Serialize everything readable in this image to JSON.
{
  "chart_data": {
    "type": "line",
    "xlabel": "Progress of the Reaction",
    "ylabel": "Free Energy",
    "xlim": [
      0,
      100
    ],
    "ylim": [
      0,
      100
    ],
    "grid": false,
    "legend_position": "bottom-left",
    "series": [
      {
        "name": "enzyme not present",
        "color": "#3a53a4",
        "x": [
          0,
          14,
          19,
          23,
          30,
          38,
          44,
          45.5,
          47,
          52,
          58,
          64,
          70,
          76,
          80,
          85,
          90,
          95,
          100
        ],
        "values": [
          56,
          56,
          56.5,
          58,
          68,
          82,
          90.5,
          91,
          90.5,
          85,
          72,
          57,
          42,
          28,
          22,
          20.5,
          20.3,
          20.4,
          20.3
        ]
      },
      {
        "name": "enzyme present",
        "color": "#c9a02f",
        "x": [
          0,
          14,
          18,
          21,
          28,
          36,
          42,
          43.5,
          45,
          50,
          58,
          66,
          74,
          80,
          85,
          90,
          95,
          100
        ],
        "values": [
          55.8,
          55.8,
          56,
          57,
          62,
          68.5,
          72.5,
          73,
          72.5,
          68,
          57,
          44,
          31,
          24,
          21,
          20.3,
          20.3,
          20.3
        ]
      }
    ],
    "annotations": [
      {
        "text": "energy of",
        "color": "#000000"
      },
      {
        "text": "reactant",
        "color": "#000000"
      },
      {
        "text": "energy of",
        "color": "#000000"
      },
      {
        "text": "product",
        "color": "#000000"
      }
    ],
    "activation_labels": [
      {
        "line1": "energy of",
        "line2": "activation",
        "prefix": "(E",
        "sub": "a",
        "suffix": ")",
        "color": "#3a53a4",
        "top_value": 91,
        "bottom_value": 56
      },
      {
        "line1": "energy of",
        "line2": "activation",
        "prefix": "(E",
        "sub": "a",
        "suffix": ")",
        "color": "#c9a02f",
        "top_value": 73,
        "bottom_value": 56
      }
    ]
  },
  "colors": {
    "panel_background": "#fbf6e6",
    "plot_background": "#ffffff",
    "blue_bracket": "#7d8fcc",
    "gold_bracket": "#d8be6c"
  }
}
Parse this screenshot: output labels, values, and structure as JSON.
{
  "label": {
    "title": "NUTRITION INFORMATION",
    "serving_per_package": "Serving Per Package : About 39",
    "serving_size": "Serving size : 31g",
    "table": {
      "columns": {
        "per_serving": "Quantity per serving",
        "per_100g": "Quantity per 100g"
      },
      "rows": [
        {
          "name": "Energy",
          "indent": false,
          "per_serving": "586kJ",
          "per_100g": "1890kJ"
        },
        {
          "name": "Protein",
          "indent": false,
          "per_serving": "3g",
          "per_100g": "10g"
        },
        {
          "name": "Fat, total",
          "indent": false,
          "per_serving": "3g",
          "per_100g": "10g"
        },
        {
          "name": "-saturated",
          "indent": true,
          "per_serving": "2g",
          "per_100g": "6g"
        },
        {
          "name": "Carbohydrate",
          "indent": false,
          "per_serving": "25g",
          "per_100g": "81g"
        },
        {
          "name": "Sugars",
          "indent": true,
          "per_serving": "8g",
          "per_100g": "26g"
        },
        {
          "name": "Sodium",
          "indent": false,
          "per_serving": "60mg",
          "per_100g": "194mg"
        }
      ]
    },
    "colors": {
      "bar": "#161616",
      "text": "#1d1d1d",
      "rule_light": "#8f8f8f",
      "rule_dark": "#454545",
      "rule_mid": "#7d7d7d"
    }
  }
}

• [How to complete this task] Retype the material above in full, with nothing altered.

• [Your solution]
Serialize everything readable in this image to JSON.
{
  "chart_data": {
    "type": "line",
    "xlabel": "Progress of the Reaction",
    "ylabel": "Free Energy",
    "xlim": [
      0,
      100
    ],
    "ylim": [
      0,
      100
    ],
    "grid": false,
    "legend_position": "bottom-left",
    "series": [
      {
        "name": "enzyme not present",
        "color": "#3a53a4",
        "x": [
          0,
          14,
          19,
          23,
          30,
          38,
          44,
          45.5,
          47,
          52,
          58,
          64,
          70,
          76,
          80,
          85,
          90,
          95,
          100
        ],
        "values": [
          56,
          56,
          56.5,
          58,
          68,
          82,
          90.5,
          91,
          90.5,
          85,
          72,
          57,
          42,
          28,
          22,
          20.5,
          20.3,
          20.4,
          20.3
        ]
      },
      {
        "name": "enzyme present",
        "color": "#c9a02f",
        "x": [
          0,
          14,
          18,
          21,
          28,
          36,
          42,
          43.5,
          45,
          50,
          58,
          66,
          74,
          80,
          85,
          90,
          95,
          100
        ],
        "values": [
          55.8,
          55.8,
          56,
          57,
          62,
          68.5,
          72.5,
          73,
          72.5,
          68,
          57,
          44,
          31,
          24,
          21,
          20.3,
          20.3,
          20.3
        ]
      }
    ],
    "annotations": [
      {
        "text": "energy of",
        "color": "#000000"
      },
      {
        "text": "reactant",
        "color": "#000000"
      },
      {
        "text": "energy of",
        "color": "#000000"
      },
      {
        "text": "product",
        "color": "#000000"
      }
    ],
    "activation_labels": [
      {
        "line1": "energy of",
        "line2": "activation",
        "prefix": "(E",
        "sub": "a",
        "suffix": ")",
        "color": "#3a53a4",
        "top_value": 91,
        "bottom_value": 56
      },
      {
        "line1": "energy of",
        "line2": "activation",
        "prefix": "(E",
        "sub": "a",
        "suffix": ")",
        "color": "#c9a02f",
        "top_value": 73,
        "bottom_value": 56
      }
    ]
  },
  "colors": {
    "panel_background": "#fbf6e6",
    "plot_background": "#ffffff",
    "blue_bracket": "#7d8fcc",
    "gold_bracket": "#d8be6c"
  }
}
Parse this screenshot: output labels, values, and structure as JSON.
{
  "label": {
    "title": "NUTRITION INFORMATION",
    "serving_per_package": "Serving Per Package : About 39",
    "serving_size": "Serving size : 31g",
    "table": {
      "columns": {
        "per_serving": "Quantity per serving",
        "per_100g": "Quantity per 100g"
      },
      "rows": [
        {
          "name": "Energy",
          "indent": false,
          "per_serving": "586kJ",
          "per_100g": "1890kJ"
        },
        {
          "name": "Protein",
          "indent": false,
          "per_serving": "3g",
          "per_100g": "10g"
        },
        {
          "name": "Fat, total",
          "indent": false,
          "per_serving": "3g",
          "per_100g": "10g"
        },
        {
          "name": "-saturated",
          "indent": true,
          "per_serving": "2g",
          "per_100g": "6g"
        },
        {
          "name": "Carbohydrate",
          "indent": false,
          "per_serving": "25g",
          "per_100g": "81g"
        },
        {
          "name": "Sugars",
          "indent": true,
          "per_serving": "8g",
          "per_100g": "26g"
        },
        {
          "name": "Sodium",
          "indent": false,
          "per_serving": "60mg",
          "per_100g": "194mg"
        }
      ]
    },
    "colors": {
      "bar": "#161616",
      "text": "#1d1d1d",
      "rule_light": "#8f8f8f",
      "rule_dark": "#454545",
      "rule_mid": "#7d7d7d"
    }
  }
}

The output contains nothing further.